══ DATASET RECORDS

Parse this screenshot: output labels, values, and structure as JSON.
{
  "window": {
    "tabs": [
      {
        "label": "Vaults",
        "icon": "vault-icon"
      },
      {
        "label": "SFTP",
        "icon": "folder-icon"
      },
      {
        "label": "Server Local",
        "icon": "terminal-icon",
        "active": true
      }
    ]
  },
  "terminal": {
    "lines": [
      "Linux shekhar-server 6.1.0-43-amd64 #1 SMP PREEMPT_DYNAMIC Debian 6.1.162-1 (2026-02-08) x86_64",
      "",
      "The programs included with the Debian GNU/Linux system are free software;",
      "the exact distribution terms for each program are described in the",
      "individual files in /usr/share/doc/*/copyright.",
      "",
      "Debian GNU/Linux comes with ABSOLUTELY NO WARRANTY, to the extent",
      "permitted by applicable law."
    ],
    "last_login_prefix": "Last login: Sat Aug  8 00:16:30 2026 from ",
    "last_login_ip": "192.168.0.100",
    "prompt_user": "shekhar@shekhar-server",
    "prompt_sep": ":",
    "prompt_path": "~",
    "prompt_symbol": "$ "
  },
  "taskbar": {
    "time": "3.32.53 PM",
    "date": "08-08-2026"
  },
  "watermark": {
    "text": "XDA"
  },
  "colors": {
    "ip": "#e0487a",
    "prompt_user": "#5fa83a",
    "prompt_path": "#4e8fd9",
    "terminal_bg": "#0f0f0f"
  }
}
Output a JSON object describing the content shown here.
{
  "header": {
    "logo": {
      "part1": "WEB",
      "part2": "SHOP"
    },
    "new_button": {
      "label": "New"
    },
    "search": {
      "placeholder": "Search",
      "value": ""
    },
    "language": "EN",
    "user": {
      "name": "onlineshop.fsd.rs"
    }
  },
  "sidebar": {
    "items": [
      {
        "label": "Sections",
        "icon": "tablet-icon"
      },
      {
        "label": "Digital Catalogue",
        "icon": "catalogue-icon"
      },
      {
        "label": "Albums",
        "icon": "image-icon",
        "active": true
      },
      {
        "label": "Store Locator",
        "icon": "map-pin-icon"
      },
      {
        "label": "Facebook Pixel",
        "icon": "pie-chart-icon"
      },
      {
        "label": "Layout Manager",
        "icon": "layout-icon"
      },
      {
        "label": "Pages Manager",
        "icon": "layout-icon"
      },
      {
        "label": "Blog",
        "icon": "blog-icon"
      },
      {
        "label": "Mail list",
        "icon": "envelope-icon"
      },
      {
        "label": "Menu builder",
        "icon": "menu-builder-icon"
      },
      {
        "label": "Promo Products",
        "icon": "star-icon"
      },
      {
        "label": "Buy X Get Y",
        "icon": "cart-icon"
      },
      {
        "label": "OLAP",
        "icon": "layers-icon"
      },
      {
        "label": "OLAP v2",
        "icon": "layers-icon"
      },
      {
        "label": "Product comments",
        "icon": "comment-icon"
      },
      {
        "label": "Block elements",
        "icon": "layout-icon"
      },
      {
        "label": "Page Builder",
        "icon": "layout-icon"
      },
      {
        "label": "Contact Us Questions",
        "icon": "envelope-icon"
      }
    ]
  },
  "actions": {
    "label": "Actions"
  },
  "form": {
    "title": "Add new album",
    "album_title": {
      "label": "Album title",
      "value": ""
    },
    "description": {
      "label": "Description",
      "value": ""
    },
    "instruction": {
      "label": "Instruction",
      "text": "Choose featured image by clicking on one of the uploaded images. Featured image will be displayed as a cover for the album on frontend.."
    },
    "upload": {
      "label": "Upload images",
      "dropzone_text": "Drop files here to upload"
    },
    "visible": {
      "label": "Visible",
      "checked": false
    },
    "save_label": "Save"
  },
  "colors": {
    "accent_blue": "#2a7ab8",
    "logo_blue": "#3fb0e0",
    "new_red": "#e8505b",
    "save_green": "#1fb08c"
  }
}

════

PROBLEM TO WORK ON - Write out the full listing, keeping every line exactly as it is.

ANSWER TO THIS EXERCISE -
Parse this screenshot: output labels, values, and structure as JSON.
{
  "window": {
    "tabs": [
      {
        "label": "Vaults",
        "icon": "vault-icon"
      },
      {
        "label": "SFTP",
        "icon": "folder-icon"
      },
      {
        "label": "Server Local",
        "icon": "terminal-icon",
        "active": true
      }
    ]
  },
  "terminal": {
    "lines": [
      "Linux shekhar-server 6.1.0-43-amd64 #1 SMP PREEMPT_DYNAMIC Debian 6.1.162-1 (2026-02-08) x86_64",
      "",
      "The programs included with the Debian GNU/Linux system are free software;",
      "the exact distribution terms for each program are described in the",
      "individual files in /usr/share/doc/*/copyright.",
      "",
      "Debian GNU/Linux comes with ABSOLUTELY NO WARRANTY, to the extent",
      "permitted by applicable law."
    ],
    "last_login_prefix": "Last login: Sat Aug  8 00:16:30 2026 from ",
    "last_login_ip": "192.168.0.100",
    "prompt_user": "shekhar@shekhar-server",
    "prompt_sep": ":",
    "prompt_path": "~",
    "prompt_symbol": "$ "
  },
  "taskbar": {
    "time": "3.32.53 PM",
    "date": "08-08-2026"
  },
  "watermark": {
    "text": "XDA"
  },
  "colors": {
    "ip": "#e0487a",
    "prompt_user": "#5fa83a",
    "prompt_path": "#4e8fd9",
    "terminal_bg": "#0f0f0f"
  }
}
Output a JSON object describing the content shown here.
{
  "header": {
    "logo": {
      "part1": "WEB",
      "part2": "SHOP"
    },
    "new_button": {
      "label": "New"
    },
    "search": {
      "placeholder": "Search",
      "value": ""
    },
    "language": "EN",
    "user": {
      "name": "onlineshop.fsd.rs"
    }
  },
  "sidebar": {
    "items": [
      {
        "label": "Sections",
        "icon": "tablet-icon"
      },
      {
        "label": "Digital Catalogue",
        "icon": "catalogue-icon"
      },
      {
        "label": "Albums",
        "icon": "image-icon",
        "active": true
      },
      {
        "label": "Store Locator",
        "icon": "map-pin-icon"
      },
      {
        "label": "Facebook Pixel",
        "icon": "pie-chart-icon"
      },
      {
        "label": "Layout Manager",
        "icon": "layout-icon"
      },
      {
        "label": "Pages Manager",
        "icon": "layout-icon"
      },
      {
        "label": "Blog",
        "icon": "blog-icon"
      },
      {
        "label": "Mail list",
        "icon": "envelope-icon"
      },
      {
        "label": "Menu builder",
        "icon": "menu-builder-icon"
      },
      {
        "label": "Promo Products",
        "icon": "star-icon"
      },
      {
        "label": "Buy X Get Y",
        "icon": "cart-icon"
      },
      {
        "label": "OLAP",
        "icon": "layers-icon"
      },
      {
        "label": "OLAP v2",
        "icon": "layers-icon"
      },
      {
        "label": "Product comments",
        "icon": "comment-icon"
      },
      {
        "label": "Block elements",
        "icon": "layout-icon"
      },
      {
        "label": "Page Builder",
        "icon": "layout-icon"
      },
      {
        "label": "Contact Us Questions",
        "icon": "envelope-icon"
      }
    ]
  },
  "actions": {
    "label": "Actions"
  },
  "form": {
    "title": "Add new album",
    "album_title": {
      "label": "Album title",
      "value": ""
    },
    "description": {
      "label": "Description",
      "value": ""
    },
    "instruction": {
      "label": "Instruction",
      "text": "Choose featured image by clicking on one of the uploaded images. Featured image will be displayed as a cover for the album on frontend.."
    },
    "upload": {
      "label": "Upload images",
      "dropzone_text": "Drop files here to upload"
    },
    "visible": {
      "label": "Visible",
      "checked": false
    },
    "save_label": "Save"
  },
  "colors": {
    "accent_blue": "#2a7ab8",
    "logo_blue": "#3fb0e0",
    "new_red": "#e8505b",
    "save_green": "#1fb08c"
  }
}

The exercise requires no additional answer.